» **EXERCISE DIRECTIONS**:
Copy, from the entries below, each line in which the string "University" appears.
· · · · ·
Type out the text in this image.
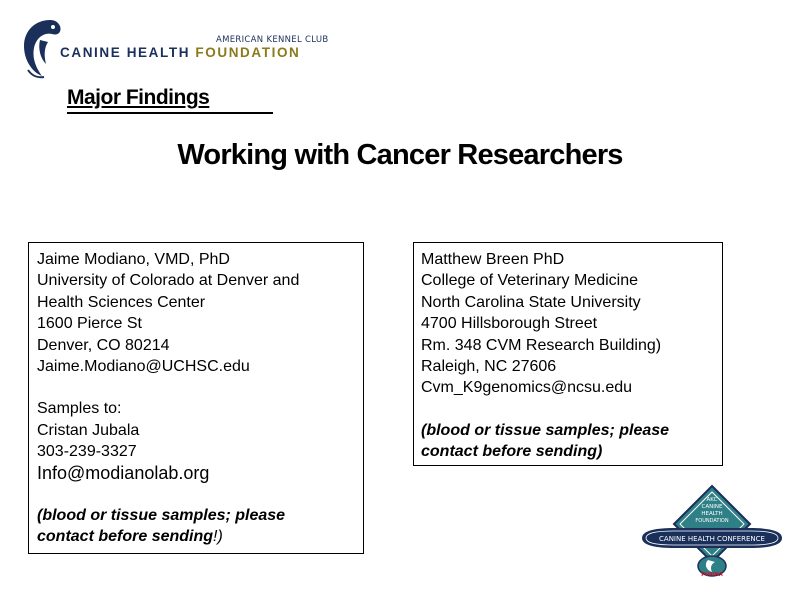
AMERICAN KENNEL CLUB
CANINE HEALTH FOUNDATION
Major Findings
Working with Cancer Researchers
Jaime Modiano, VMD, PhD
University of Colorado at Denver and
Health Sciences Center
1600 Pierce St
Denver, CO 80214
Jaime.Modiano@UCHSC.edu
Samples to:
Cristan Jubala
303-239-3327
Info@modianolab.org
(blood or tissue samples; please
contact before sending!)
Matthew Breen PhD
College of Veterinary Medicine
North Carolina State University
4700 Hillsborough Street
Rm. 348 CVM Research Building)
Raleigh, NC 27606
Cvm_K9genomics@ncsu.edu
(blood or tissue samples; please
contact before sending)
AKC
CANINE
HEALTH
FOUNDATION
CANINE HEALTH CONFERENCE
PURINA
· · · · ·
» **YOUR SOLUTION**:
University of Colorado at Denver and
North Carolina State University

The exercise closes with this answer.